Work task 1 –
List every percentage figure given in the article on acronyms in science, along with what each one measures.
Work task 2 –
Carry on the article about acronyms in science from its last sentence.

─── Passage shown

Excessive use of acronyms within the scientific community is impeding general understanding and in some cases even the work of medical professionals, the author of a new study into the problem says.
Acronyms in scientific publications has proliferated over the last 70 years, according to the study just published in the scientific journal eLife.
Study co-author Professor Adrian Barnett, a senior research fellow at the Queensland University of Technology, tells Jim Mora the number of acronyms in scientific literature has made many studies incomprehensible to the public and is creating a Tower of Babel-like inability to communicate effectively among the scientific community.
This confusion arising from science's love affair with abbreviations needs to stop, he says.
In medicine the excessive use of acronyms, and poor use of language in general, makes in some cases tasks by doctors impossible, he says.
“For example, in the health and medical literature, 50 percent of randomised trials that are published are so badly described that if a doctor wants to repeat what was done in the paper, to implement it in their own patients, they can’t because it’s impossible to work out what people did.
“There are some scientists who are very good at this but in general I would say, which is really what matters, I think we all need to go on a writing course.”
There are 17576 possible three-letter acronyms using upper case letters of the alphabet and Barnett found 94 percent of these combinations have been used at least once in scientific papers.
“We’re completely overusing acronyms. There’s only 6 percent left and they are the more unpopular ones, that start with Z and Q… Acronyms like DNA are very widely used, but there’s a huge amount that nobody knows what the hell they are.”
Barnett says over half of the 1.1 million acronyms analysed only get used a handful of times and don't escape the ivory towers of scientific academia. Inability to communicate effectively means good science is being lost on the public and even within scientific circles.
“I’m generalising here, but we are pretty guilty of living in our own little world. Specialisation is a good thing, but we do need to get out and reach out to the public a lot more.
“So, if you are a scientist and you’ve got a paper, give it to another colleague or a member of your family and see if they can actually understand it. Now more than ever in our history, we really need the public to understand science.
“If we don’t work that little bit harder on writing, which is not considered the most important skill in science, a lot of good science is being wasted. It’s just impenetrable.”
He says most of the papers are paid for by public money and using exclusionary language robs the public of their right to read studies and be in a position to grasp the meaning.
“The public are our ultimate customers. An interesting example that I’ve come across a lot is when you meet people who have been diagnosed with a disease and they want to read up on that disease. Some of them will go to the scientific literature, but often give up on that pretty quickly and then they may go to more readable sources that are far less reliable.”
The way scientists are communicating now has created a 'knowledge-ignorance paradox', where the sophistication of studies creates gaps in understanding for those reading them.
“We’re almost the victim of our own success," Barnett says. "Science has been very successful. We have expanded. A lot more people are working on science, but what that means is we’re now creating all this new research and in some areas it’s actually hard to get started, because of the amount of things you have to read handicaps you and prevents you from making any progress.

──────
─── Information provided

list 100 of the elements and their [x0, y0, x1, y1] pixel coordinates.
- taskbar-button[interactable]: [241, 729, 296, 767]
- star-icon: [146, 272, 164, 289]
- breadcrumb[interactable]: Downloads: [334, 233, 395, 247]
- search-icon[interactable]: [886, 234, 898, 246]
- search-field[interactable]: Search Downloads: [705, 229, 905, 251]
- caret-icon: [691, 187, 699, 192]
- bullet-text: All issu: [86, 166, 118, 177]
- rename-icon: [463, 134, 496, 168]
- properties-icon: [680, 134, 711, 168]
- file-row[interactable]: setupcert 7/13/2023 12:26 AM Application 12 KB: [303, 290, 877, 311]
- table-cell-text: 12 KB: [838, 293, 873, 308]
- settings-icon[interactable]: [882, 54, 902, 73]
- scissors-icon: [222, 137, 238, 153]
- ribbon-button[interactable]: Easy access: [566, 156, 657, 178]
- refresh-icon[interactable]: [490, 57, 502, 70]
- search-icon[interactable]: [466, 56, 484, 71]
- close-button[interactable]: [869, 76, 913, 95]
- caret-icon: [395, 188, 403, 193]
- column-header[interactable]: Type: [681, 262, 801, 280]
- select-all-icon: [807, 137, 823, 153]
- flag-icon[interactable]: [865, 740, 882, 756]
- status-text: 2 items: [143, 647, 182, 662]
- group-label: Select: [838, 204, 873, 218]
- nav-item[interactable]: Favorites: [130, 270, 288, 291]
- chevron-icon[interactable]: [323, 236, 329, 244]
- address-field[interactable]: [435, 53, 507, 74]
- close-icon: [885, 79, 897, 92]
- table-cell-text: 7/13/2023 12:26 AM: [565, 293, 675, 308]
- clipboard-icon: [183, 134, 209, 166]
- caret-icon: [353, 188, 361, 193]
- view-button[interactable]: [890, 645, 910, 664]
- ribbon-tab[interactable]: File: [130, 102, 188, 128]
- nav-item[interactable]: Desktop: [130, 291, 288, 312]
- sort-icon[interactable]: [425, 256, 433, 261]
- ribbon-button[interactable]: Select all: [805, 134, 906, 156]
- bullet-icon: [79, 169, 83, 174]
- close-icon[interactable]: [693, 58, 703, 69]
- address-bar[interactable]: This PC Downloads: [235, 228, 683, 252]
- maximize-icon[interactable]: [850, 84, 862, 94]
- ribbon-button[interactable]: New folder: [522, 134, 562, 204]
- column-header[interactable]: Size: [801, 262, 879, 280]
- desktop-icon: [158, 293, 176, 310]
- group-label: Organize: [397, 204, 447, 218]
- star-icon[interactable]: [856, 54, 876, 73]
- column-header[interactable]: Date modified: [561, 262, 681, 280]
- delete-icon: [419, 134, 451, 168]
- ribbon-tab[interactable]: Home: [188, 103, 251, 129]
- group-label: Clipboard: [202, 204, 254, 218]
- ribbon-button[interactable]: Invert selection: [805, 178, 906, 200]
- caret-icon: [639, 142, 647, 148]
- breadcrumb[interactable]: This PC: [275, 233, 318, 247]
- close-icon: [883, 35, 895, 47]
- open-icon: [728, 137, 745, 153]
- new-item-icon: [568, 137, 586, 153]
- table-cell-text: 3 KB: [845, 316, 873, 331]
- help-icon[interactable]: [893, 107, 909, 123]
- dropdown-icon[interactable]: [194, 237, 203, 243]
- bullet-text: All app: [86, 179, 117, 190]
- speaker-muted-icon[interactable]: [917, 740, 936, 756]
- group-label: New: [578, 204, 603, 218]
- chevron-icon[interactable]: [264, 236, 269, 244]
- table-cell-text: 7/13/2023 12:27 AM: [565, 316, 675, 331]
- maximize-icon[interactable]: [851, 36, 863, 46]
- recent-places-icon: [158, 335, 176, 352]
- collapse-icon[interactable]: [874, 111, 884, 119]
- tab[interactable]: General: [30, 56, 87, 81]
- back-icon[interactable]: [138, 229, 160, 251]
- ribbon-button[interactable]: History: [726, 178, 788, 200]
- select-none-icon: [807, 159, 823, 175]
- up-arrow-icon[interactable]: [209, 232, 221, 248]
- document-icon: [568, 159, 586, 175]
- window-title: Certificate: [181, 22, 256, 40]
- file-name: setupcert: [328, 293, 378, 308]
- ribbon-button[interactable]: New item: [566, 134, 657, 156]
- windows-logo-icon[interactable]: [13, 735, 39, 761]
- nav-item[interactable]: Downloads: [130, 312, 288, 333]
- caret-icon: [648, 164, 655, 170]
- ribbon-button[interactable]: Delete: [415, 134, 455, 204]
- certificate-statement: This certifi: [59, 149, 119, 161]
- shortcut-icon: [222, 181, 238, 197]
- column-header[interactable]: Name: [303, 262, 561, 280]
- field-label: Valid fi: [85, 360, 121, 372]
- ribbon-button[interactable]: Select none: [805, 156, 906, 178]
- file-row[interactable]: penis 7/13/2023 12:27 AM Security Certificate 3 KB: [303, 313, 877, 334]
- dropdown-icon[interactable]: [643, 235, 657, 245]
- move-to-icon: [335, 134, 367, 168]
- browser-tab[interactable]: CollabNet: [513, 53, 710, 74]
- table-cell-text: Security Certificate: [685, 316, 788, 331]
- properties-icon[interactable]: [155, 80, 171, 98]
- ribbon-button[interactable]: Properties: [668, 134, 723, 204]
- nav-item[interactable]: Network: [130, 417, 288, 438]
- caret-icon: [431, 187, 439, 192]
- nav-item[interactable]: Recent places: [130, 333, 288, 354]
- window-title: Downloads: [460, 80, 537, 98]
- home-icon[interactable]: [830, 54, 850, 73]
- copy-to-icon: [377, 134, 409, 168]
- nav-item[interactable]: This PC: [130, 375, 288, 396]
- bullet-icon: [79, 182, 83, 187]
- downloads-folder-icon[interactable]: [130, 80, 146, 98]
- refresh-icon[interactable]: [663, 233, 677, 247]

──────

Output 1 –
- 50 percent: the share of randomized trials published in the health and medical literature that are so badly described that a doctor cannot work out what was done
- 94 percent: the share of the 17576 possible upper-case three-letter acronyms that have been used at least once in scientific papers
- 6 percent: the share of those three-letter combinations still unused, the less popular ones that start with Z and Q

Output 2 –
“There are areas now where there are more summary papers than original papers. There’s also a whole heap of areas where you can’t access this information because it’s behind paywalls…It’s making it hard to see the wood for the trees.”
A study in Scotland found that medical practitioners asked to identify what a list of abbreviations meant got many of these wrong, which showed the potential for serious complications to occur in the medical field.
“That could cause real harm. You know, you go in for something in your upper airway (UA) and you end up getting a uric acid test. It’s not going to be helpful.”
He says writing out many words or phases instead of acronyms makes more clear communication and, in many cases, doesn’t even add many syllables.
The solutions vary. The British Medical Association (BMA) suggests three acronyms per study, which would at least force scientists to think. Many scientists are simply not thinking.
“Some of the worst examples I saw are when people were trying to cram a whole heap of different things, so you had these acronyms six, seven letters long – it looked like somebody that Elon Musk would name their child. That’s really not useful.”
There are several reasons why acronyms have proliferated within the scientific community – from attempting to meet a word count, to laziness, academic aloofness, to out-and-out arrogance.
“If you create an acronym that then becomes used by others and becomes language in your area that is something that you can claim.”
“We found 1.1 million unique acronyms. Now, there are 170,000 words in use in the English language, so we’re creating our own language, 10 different languages and nobody knows how to speak them, and we can’t communicate with each other.”
He suspects there is a cultural aspect to the problem, where forms of reductionism like expressing information in ‘Twitter’ short form and use of fragmented parlance of modern speech patterns influence ways of communicating.
The reaction to his paper has been positive, he says. People shouldn’t feel embarrassed or awkward asking for clarity and urging discernible writing that doesn’t necessitate guessing or looking up acronym meanings.
“It has really struck a nerve here, because scientists know that this goes on, because we live it every day. I think we wanted to create some debate here. I love it if some journal editors read this and started to think about things. So individual scientists – if they think about change of behaviour, or just time they hear an acronym that they don’t know, don’t be afraid to put your hand up and say ‘what the heck does that mean?’.”